DATASET ENTRIES |
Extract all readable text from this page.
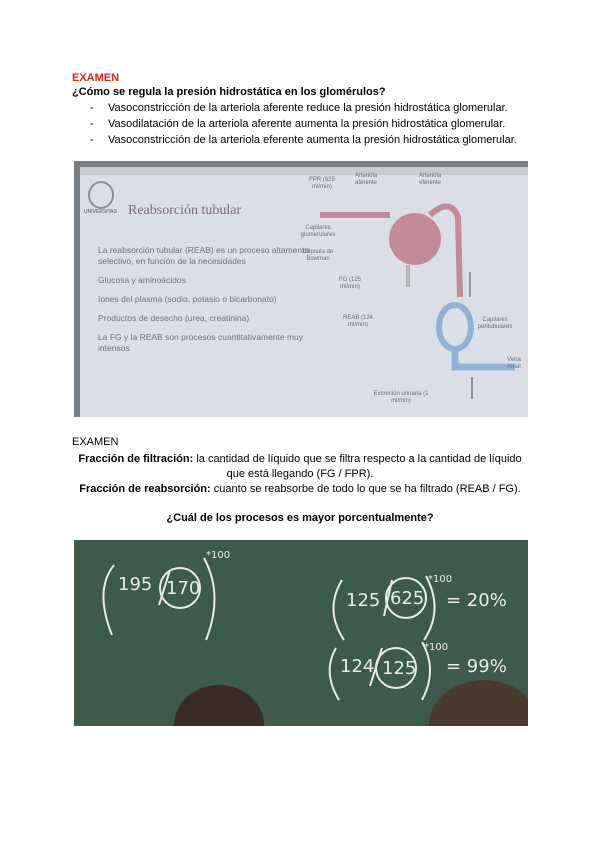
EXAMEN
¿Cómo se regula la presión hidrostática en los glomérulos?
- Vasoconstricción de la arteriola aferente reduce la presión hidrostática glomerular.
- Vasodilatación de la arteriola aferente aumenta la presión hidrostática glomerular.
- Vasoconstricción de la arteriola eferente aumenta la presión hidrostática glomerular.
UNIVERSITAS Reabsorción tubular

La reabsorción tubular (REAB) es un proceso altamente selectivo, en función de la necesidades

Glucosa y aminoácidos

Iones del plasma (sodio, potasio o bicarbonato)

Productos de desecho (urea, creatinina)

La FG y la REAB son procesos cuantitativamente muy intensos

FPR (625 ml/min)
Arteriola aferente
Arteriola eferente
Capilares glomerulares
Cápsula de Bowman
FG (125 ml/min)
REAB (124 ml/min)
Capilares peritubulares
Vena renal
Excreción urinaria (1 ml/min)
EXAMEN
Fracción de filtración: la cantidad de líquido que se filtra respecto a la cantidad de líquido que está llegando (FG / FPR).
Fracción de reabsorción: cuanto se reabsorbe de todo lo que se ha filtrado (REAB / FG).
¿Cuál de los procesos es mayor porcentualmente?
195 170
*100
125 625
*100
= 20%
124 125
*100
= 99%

PROBLEM REQUIREMENTS |
Repeat all of the entries word for word, but omit the pictures.

RESULT OF THE EXERCISE |
Extract all readable text from this page.
EXAMEN
¿Cómo se regula la presión hidrostática en los glomérulos?
- Vasoconstricción de la arteriola aferente reduce la presión hidrostática glomerular.
- Vasodilatación de la arteriola aferente aumenta la presión hidrostática glomerular.
- Vasoconstricción de la arteriola eferente aumenta la presión hidrostática glomerular.
UNIVERSITAS Reabsorción tubular

La reabsorción tubular (REAB) es un proceso altamente selectivo, en función de la necesidades

Glucosa y aminoácidos

Iones del plasma (sodio, potasio o bicarbonato)

Productos de desecho (urea, creatinina)

La FG y la REAB son procesos cuantitativamente muy intensos

FPR (625 ml/min)
Arteriola aferente
Arteriola eferente
Capilares glomerulares
Cápsula de Bowman
FG (125 ml/min)
REAB (124 ml/min)
Capilares peritubulares
Vena renal
Excreción urinaria (1 ml/min)
EXAMEN
Fracción de filtración: la cantidad de líquido que se filtra respecto a la cantidad de líquido que está llegando (FG / FPR).
Fracción de reabsorción: cuanto se reabsorbe de todo lo que se ha filtrado (REAB / FG).
¿Cuál de los procesos es mayor porcentualmente?
195 170
*100
125 625
*100
= 20%
124 125
*100
= 99%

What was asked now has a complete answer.